(AIM): Give the data below again exactly as written, without its pictures.

(Collected data entries):
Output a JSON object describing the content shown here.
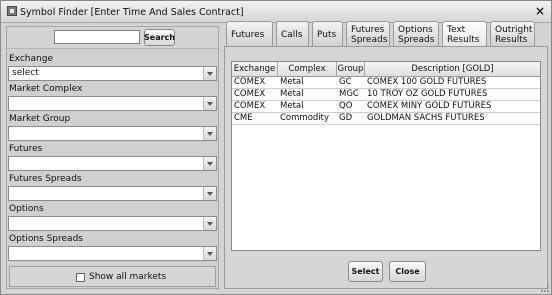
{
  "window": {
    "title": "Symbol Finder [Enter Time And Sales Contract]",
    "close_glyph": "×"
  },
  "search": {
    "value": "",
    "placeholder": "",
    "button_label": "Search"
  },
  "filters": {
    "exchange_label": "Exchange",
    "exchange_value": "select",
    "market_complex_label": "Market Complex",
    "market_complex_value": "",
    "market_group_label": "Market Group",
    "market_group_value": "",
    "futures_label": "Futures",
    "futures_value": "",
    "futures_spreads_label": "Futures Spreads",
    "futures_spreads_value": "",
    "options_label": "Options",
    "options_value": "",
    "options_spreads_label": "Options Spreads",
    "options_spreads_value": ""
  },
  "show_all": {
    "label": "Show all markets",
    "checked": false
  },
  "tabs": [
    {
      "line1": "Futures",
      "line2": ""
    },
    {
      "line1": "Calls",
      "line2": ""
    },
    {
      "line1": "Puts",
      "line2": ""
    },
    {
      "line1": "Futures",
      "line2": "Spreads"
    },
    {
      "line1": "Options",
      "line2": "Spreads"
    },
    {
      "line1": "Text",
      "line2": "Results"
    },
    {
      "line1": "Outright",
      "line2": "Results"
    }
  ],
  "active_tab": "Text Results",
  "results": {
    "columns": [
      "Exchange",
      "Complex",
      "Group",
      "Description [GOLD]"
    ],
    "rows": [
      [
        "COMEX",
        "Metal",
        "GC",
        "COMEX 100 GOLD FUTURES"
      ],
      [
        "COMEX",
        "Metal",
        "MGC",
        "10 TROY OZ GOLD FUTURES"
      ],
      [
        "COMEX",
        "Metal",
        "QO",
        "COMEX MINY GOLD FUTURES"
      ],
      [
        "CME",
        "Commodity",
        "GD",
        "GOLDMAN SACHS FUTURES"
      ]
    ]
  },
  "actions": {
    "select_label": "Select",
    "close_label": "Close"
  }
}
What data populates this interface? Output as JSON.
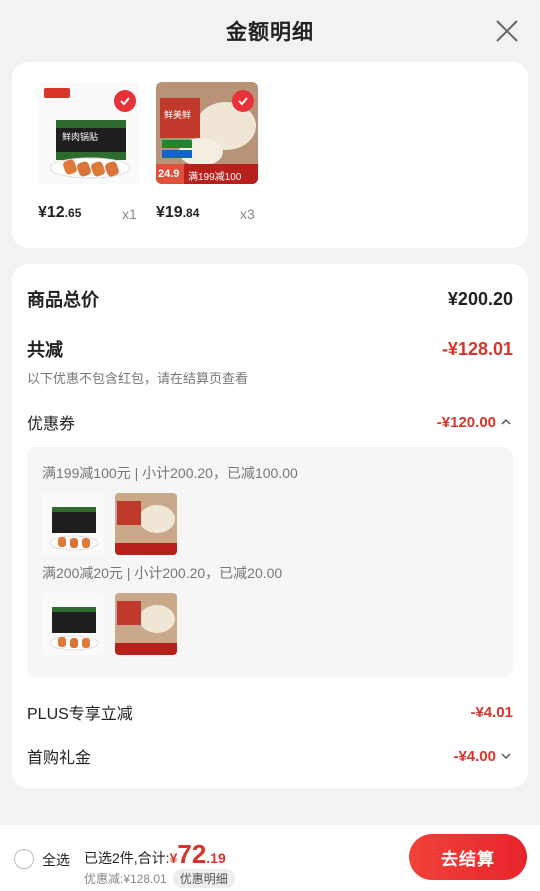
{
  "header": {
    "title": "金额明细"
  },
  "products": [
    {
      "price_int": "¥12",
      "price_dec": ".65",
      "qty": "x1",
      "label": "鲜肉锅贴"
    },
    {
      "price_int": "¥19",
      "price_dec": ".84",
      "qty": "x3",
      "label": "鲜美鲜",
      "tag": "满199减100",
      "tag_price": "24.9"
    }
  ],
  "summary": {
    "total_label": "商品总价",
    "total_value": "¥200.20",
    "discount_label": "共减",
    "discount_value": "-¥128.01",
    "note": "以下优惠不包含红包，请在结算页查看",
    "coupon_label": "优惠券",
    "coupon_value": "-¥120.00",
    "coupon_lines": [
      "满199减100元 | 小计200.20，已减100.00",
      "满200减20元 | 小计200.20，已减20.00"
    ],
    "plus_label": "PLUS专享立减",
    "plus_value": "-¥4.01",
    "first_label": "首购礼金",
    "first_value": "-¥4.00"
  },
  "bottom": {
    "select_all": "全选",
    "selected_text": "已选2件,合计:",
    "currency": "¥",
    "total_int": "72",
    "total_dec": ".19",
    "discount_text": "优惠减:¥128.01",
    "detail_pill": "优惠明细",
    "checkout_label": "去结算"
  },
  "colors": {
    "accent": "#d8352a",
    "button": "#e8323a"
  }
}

(COMPLETED EXERCISE):
Output a JSON object describing the content shown here.
{
  "window": {
    "title": "Symbol Finder [Enter Time And Sales Contract]",
    "close_glyph": "×"
  },
  "search": {
    "value": "",
    "placeholder": "",
    "button_label": "Search"
  },
  "filters": {
    "exchange_label": "Exchange",
    "exchange_value": "select",
    "market_complex_label": "Market Complex",
    "market_complex_value": "",
    "market_group_label": "Market Group",
    "market_group_value": "",
    "futures_label": "Futures",
    "futures_value": "",
    "futures_spreads_label": "Futures Spreads",
    "futures_spreads_value": "",
    "options_label": "Options",
    "options_value": "",
    "options_spreads_label": "Options Spreads",
    "options_spreads_value": ""
  },
  "show_all": {
    "label": "Show all markets",
    "checked": false
  },
  "tabs": [
    {
      "line1": "Futures",
      "line2": ""
    },
    {
      "line1": "Calls",
      "line2": ""
    },
    {
      "line1": "Puts",
      "line2": ""
    },
    {
      "line1": "Futures",
      "line2": "Spreads"
    },
    {
      "line1": "Options",
      "line2": "Spreads"
    },
    {
      "line1": "Text",
      "line2": "Results"
    },
    {
      "line1": "Outright",
      "line2": "Results"
    }
  ],
  "active_tab": "Text Results",
  "results": {
    "columns": [
      "Exchange",
      "Complex",
      "Group",
      "Description [GOLD]"
    ],
    "rows": [
      [
        "COMEX",
        "Metal",
        "GC",
        "COMEX 100 GOLD FUTURES"
      ],
      [
        "COMEX",
        "Metal",
        "MGC",
        "10 TROY OZ GOLD FUTURES"
      ],
      [
        "COMEX",
        "Metal",
        "QO",
        "COMEX MINY GOLD FUTURES"
      ],
      [
        "CME",
        "Commodity",
        "GD",
        "GOLDMAN SACHS FUTURES"
      ]
    ]
  },
  "actions": {
    "select_label": "Select",
    "close_label": "Close"
  }
}
What data populates this interface? Output as JSON.
{
  "header": {
    "title": "金额明细"
  },
  "products": [
    {
      "price_int": "¥12",
      "price_dec": ".65",
      "qty": "x1",
      "label": "鲜肉锅贴"
    },
    {
      "price_int": "¥19",
      "price_dec": ".84",
      "qty": "x3",
      "label": "鲜美鲜",
      "tag": "满199减100",
      "tag_price": "24.9"
    }
  ],
  "summary": {
    "total_label": "商品总价",
    "total_value": "¥200.20",
    "discount_label": "共减",
    "discount_value": "-¥128.01",
    "note": "以下优惠不包含红包，请在结算页查看",
    "coupon_label": "优惠券",
    "coupon_value": "-¥120.00",
    "coupon_lines": [
      "满199减100元 | 小计200.20，已减100.00",
      "满200减20元 | 小计200.20，已减20.00"
    ],
    "plus_label": "PLUS专享立减",
    "plus_value": "-¥4.01",
    "first_label": "首购礼金",
    "first_value": "-¥4.00"
  },
  "bottom": {
    "select_all": "全选",
    "selected_text": "已选2件,合计:",
    "currency": "¥",
    "total_int": "72",
    "total_dec": ".19",
    "discount_text": "优惠减:¥128.01",
    "detail_pill": "优惠明细",
    "checkout_label": "去结算"
  },
  "colors": {
    "accent": "#d8352a",
    "button": "#e8323a"
  }
}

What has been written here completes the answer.